_What is needed_
Quote the listing below in its entirety.

_Entries taken from a collection_
* * * *

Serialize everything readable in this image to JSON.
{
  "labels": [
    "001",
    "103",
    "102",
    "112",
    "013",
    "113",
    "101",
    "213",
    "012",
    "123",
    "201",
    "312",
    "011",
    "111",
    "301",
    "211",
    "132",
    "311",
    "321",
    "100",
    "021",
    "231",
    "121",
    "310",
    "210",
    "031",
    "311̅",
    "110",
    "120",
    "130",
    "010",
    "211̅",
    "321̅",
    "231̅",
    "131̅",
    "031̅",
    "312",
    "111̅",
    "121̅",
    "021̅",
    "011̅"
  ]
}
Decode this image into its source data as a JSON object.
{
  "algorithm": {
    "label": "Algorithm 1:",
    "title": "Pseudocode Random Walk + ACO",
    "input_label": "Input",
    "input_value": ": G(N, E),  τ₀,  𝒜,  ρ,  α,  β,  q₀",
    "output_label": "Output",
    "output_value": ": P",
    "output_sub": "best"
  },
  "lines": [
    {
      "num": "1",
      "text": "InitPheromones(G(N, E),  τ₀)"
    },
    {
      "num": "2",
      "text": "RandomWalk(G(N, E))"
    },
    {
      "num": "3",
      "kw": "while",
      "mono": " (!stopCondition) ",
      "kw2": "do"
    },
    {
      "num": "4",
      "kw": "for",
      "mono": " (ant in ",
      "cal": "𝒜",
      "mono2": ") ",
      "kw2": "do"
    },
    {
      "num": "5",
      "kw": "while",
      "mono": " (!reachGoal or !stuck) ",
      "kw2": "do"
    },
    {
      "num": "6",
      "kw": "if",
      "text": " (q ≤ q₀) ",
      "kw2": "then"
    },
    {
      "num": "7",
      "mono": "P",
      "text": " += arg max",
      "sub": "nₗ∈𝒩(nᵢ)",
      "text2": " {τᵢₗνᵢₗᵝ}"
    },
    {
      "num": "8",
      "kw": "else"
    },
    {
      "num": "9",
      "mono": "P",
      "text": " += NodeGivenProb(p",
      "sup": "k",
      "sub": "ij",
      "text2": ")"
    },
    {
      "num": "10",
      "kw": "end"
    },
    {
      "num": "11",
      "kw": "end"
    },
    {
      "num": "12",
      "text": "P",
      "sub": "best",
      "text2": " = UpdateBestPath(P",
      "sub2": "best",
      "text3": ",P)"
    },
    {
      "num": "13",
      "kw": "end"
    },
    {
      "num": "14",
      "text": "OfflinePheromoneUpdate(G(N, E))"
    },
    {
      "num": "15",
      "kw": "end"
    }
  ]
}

* * * *

_Exercise output_
Serialize everything readable in this image to JSON.
{
  "labels": [
    "001",
    "103",
    "102",
    "112",
    "013",
    "113",
    "101",
    "213",
    "012",
    "123",
    "201",
    "312",
    "011",
    "111",
    "301",
    "211",
    "132",
    "311",
    "321",
    "100",
    "021",
    "231",
    "121",
    "310",
    "210",
    "031",
    "311̅",
    "110",
    "120",
    "130",
    "010",
    "211̅",
    "321̅",
    "231̅",
    "131̅",
    "031̅",
    "312",
    "111̅",
    "121̅",
    "021̅",
    "011̅"
  ]
}
Decode this image into its source data as a JSON object.
{
  "algorithm": {
    "label": "Algorithm 1:",
    "title": "Pseudocode Random Walk + ACO",
    "input_label": "Input",
    "input_value": ": G(N, E),  τ₀,  𝒜,  ρ,  α,  β,  q₀",
    "output_label": "Output",
    "output_value": ": P",
    "output_sub": "best"
  },
  "lines": [
    {
      "num": "1",
      "text": "InitPheromones(G(N, E),  τ₀)"
    },
    {
      "num": "2",
      "text": "RandomWalk(G(N, E))"
    },
    {
      "num": "3",
      "kw": "while",
      "mono": " (!stopCondition) ",
      "kw2": "do"
    },
    {
      "num": "4",
      "kw": "for",
      "mono": " (ant in ",
      "cal": "𝒜",
      "mono2": ") ",
      "kw2": "do"
    },
    {
      "num": "5",
      "kw": "while",
      "mono": " (!reachGoal or !stuck) ",
      "kw2": "do"
    },
    {
      "num": "6",
      "kw": "if",
      "text": " (q ≤ q₀) ",
      "kw2": "then"
    },
    {
      "num": "7",
      "mono": "P",
      "text": " += arg max",
      "sub": "nₗ∈𝒩(nᵢ)",
      "text2": " {τᵢₗνᵢₗᵝ}"
    },
    {
      "num": "8",
      "kw": "else"
    },
    {
      "num": "9",
      "mono": "P",
      "text": " += NodeGivenProb(p",
      "sup": "k",
      "sub": "ij",
      "text2": ")"
    },
    {
      "num": "10",
      "kw": "end"
    },
    {
      "num": "11",
      "kw": "end"
    },
    {
      "num": "12",
      "text": "P",
      "sub": "best",
      "text2": " = UpdateBestPath(P",
      "sub2": "best",
      "text3": ",P)"
    },
    {
      "num": "13",
      "kw": "end"
    },
    {
      "num": "14",
      "text": "OfflinePheromoneUpdate(G(N, E))"
    },
    {
      "num": "15",
      "kw": "end"
    }
  ]
}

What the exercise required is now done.